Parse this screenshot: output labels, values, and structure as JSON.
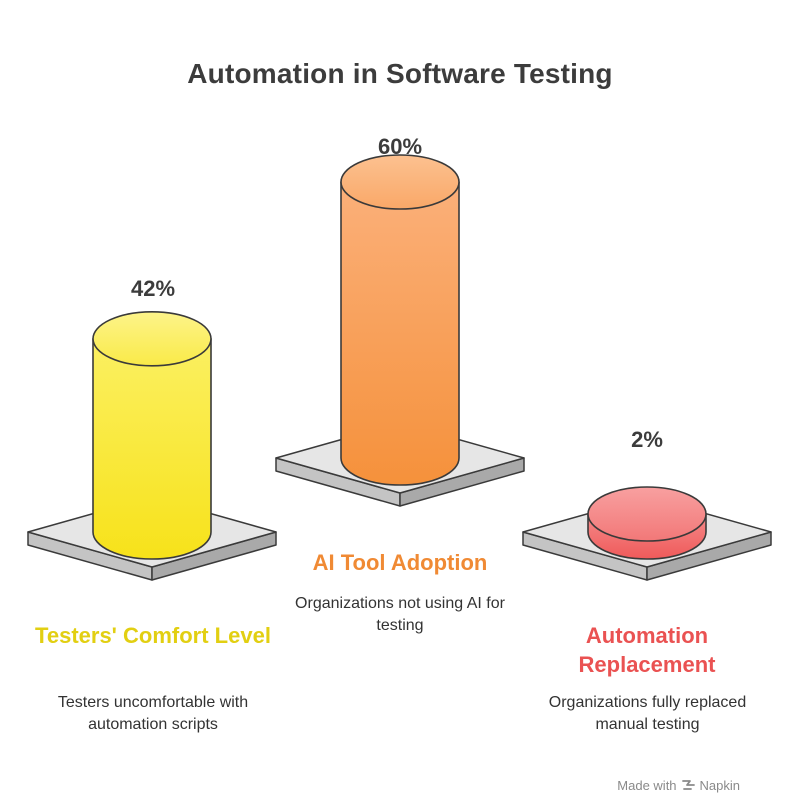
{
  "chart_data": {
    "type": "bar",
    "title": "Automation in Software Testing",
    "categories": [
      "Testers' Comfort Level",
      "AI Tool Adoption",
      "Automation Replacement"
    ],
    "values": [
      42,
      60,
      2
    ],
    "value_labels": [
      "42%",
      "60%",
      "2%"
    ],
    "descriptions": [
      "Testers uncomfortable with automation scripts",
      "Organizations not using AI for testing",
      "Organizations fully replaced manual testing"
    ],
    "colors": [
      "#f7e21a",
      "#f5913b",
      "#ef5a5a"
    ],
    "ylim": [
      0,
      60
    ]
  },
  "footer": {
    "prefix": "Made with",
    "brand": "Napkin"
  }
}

########

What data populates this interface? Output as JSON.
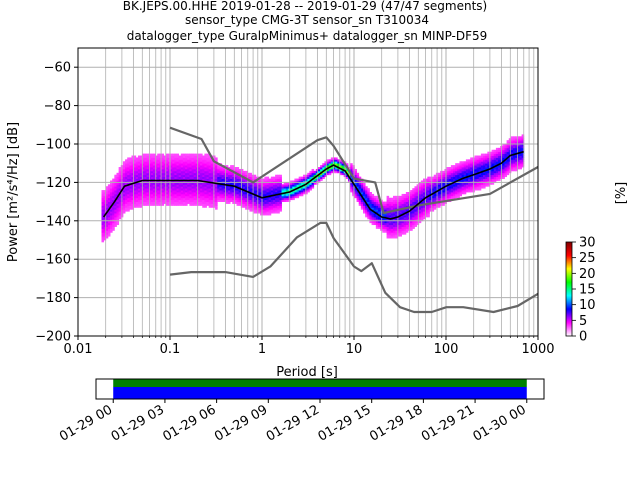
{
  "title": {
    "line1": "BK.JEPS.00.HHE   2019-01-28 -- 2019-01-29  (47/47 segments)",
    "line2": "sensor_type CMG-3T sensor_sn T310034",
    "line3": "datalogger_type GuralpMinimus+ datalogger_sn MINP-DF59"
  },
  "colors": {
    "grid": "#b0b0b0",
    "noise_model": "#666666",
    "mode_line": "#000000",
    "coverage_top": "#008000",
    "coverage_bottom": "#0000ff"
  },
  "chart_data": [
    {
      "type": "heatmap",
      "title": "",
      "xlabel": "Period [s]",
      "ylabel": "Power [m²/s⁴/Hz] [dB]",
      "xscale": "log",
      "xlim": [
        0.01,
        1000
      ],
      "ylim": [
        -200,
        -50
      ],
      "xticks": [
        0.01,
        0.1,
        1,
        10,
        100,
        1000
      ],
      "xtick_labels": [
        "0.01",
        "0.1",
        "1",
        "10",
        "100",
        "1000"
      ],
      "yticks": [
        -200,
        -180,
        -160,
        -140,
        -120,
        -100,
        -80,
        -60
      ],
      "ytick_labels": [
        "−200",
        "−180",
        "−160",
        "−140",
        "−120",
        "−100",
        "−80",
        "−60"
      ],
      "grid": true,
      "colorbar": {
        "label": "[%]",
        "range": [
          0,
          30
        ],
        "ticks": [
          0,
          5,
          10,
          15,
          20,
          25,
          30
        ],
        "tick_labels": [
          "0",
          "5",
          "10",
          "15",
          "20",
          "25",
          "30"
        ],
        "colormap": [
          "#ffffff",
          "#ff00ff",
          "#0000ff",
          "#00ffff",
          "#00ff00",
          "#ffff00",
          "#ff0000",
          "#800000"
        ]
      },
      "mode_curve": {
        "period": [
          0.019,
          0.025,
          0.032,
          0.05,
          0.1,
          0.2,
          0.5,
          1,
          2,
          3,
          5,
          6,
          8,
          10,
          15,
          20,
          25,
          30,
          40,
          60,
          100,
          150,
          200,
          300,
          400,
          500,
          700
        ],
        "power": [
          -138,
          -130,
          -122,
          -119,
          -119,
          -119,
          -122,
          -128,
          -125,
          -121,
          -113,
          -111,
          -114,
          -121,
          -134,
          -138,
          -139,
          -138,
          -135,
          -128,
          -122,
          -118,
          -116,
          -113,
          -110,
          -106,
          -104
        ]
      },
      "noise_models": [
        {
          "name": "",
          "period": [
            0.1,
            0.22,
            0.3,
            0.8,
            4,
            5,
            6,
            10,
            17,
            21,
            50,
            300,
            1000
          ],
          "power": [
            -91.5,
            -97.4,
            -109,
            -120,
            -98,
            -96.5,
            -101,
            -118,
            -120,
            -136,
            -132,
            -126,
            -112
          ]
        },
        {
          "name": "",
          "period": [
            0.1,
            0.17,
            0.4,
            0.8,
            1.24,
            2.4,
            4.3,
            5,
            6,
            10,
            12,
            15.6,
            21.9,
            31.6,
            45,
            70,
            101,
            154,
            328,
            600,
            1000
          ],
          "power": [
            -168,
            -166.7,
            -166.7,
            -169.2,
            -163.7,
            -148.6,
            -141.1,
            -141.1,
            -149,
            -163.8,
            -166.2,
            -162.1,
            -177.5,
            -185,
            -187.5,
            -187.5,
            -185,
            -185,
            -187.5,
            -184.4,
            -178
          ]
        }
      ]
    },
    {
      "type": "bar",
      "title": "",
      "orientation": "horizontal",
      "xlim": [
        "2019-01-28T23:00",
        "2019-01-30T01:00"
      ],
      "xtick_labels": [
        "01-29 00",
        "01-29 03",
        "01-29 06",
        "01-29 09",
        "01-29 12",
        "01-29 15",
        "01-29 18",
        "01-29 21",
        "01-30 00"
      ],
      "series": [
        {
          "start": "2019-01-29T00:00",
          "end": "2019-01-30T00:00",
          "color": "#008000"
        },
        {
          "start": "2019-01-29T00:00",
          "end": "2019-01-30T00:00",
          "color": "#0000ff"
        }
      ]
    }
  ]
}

########

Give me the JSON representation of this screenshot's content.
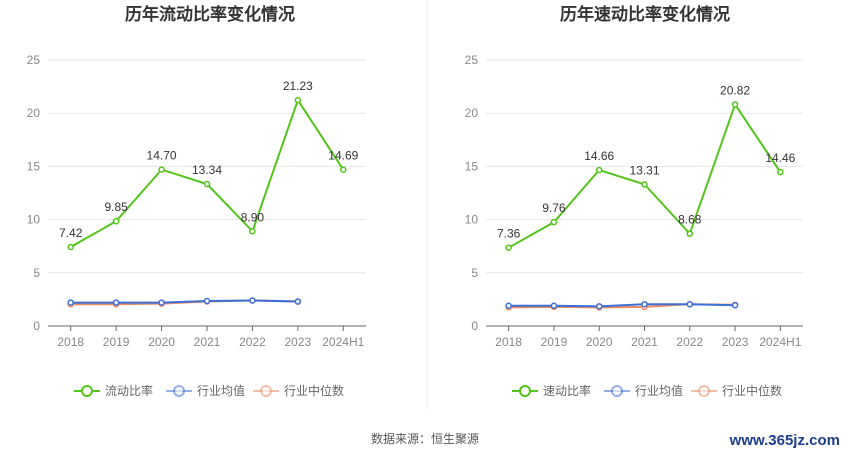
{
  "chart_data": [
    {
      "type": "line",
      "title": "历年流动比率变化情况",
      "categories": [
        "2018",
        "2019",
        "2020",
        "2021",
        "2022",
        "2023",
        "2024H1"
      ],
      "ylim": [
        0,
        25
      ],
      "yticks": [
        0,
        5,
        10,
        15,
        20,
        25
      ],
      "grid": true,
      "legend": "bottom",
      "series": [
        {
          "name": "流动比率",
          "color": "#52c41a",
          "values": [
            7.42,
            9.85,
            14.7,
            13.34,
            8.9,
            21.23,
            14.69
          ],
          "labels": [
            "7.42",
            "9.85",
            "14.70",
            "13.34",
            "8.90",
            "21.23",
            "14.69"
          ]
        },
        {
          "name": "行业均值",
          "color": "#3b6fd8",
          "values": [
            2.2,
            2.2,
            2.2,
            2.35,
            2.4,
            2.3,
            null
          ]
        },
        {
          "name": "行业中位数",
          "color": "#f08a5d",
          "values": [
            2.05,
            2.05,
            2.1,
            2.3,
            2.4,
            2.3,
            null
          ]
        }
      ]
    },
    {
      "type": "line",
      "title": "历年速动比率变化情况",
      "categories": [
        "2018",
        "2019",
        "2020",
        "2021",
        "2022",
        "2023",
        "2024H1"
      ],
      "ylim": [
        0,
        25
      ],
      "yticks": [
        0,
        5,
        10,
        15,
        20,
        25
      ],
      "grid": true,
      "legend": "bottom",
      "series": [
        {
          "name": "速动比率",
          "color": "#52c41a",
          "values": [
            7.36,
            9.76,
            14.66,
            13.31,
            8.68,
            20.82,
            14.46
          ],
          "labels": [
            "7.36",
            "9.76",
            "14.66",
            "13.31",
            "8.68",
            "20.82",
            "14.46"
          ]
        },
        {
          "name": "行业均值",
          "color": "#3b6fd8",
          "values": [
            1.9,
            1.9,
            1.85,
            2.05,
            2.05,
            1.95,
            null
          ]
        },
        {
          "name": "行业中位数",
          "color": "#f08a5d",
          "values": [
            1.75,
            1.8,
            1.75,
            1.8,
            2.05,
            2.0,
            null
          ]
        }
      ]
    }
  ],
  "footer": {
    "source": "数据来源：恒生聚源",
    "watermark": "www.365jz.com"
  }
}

########

_What is needed_
The word "screenshot" appears in how many lines of the data? Answer with only the number.

_Final result_
2